# Work to complete
1. In the photo-editing guide, where is the warm-and-cool color trick said to be most evident and heavy-handed?
2. Transcribe the part of the photo-editing guide that opens with the words containing "Here’s how you" and closes with "achieve the right balance.".

# Source text
========
One of the hallmarks of a strong photo is that your eye is guided through the photo. As a viewer, you know instinctively where to look because the photo has been crafted to make you look there. There’s a giant bag of tools you have as a photographer to control where the viewer looks, including:

  • Composition (including cropping)
  • Level of detail (background blur, for instance - or choice of a plain background)
  • Contrasty vs flat tones
  • Light vs dark
  • Saturated vs muted colors / color contrast
  • Warm vs cool colors

All of these are elements of an image that you can tweak in post-production to help enhance your original vision. Often careful use of these tools will be the difference between a strong photo and a meh one. In this post, we’ll be concentrating on warm and cool colors. Using some simple tricks, you can subtly shape the colors in a photo to control where the viewer looks, and to give additional reinforcement to your composition. This trick is employed subtly in movie color grading (and on-set lighting choices), but nowhere is it more evident (and heavy-handed) than in Hollywood movie posters:

movie-poster-warm-cool

Here’s how you do it:

1 - Find an appropriate image

First of all, this only really works with color images. Second, for the technique to not be TOO obvious, it should be an image that isn’t super monochromatic. You want to skew the color palette subtly toward warm or cool colors, and with an image that isn’t very colorful, you run the risk of just painting things orange or blue (which can be a neat effect as well). Finally, make sure it has a pretty neutral color balance to begin with. Photos that are already pretty warm or cool can still benefit from this technique, though you might want to use two cooling layers, or two warming layers, to achieve the right balance.
========
[Bounding box annotations]
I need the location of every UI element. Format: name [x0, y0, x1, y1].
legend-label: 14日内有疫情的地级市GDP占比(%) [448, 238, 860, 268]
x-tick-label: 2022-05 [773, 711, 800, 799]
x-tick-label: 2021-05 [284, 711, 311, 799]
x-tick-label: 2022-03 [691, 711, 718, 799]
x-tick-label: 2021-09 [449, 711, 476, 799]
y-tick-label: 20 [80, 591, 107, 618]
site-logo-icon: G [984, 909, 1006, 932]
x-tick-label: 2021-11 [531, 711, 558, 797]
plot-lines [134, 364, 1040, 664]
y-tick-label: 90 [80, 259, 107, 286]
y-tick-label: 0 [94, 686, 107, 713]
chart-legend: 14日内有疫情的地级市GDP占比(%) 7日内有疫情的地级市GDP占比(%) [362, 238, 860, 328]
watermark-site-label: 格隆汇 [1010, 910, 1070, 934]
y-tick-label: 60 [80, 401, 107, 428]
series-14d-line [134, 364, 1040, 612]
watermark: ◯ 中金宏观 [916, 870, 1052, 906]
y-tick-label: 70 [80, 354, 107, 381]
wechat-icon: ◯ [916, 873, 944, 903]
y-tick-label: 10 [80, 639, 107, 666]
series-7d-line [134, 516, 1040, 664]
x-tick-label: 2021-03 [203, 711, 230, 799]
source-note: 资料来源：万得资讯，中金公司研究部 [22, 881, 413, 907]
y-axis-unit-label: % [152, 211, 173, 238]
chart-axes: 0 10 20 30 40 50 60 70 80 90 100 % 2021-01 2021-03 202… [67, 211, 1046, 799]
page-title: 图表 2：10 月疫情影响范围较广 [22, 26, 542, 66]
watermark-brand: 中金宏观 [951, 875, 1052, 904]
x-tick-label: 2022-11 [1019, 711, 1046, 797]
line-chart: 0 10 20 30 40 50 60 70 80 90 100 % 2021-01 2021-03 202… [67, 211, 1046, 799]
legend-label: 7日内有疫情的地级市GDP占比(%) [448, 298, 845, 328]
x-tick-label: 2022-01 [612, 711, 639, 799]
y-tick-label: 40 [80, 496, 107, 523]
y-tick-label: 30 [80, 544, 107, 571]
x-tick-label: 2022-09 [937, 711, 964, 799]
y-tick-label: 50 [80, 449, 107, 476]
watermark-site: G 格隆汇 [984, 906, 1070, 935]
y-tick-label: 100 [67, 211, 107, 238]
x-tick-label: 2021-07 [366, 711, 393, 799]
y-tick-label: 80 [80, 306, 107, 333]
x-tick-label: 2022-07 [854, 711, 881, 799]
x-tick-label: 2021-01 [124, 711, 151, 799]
========
# Exercise solutions
1. In Hollywood movie posters.

2.
Here’s how you do it:

1 - Find an appropriate image

First of all, this only really works with color images. Second, for the technique to not be TOO obvious, it should be an image that isn’t super monochromatic. You want to skew the color palette subtly toward warm or cool colors, and with an image that isn’t very colorful, you run the risk of just painting things orange or blue (which can be a neat effect as well). Finally, make sure it has a pretty neutral color balance to begin with. Photos that are already pretty warm or cool can still benefit from this technique, though you might want to use two cooling layers, or two warming layers, to achieve the right balance.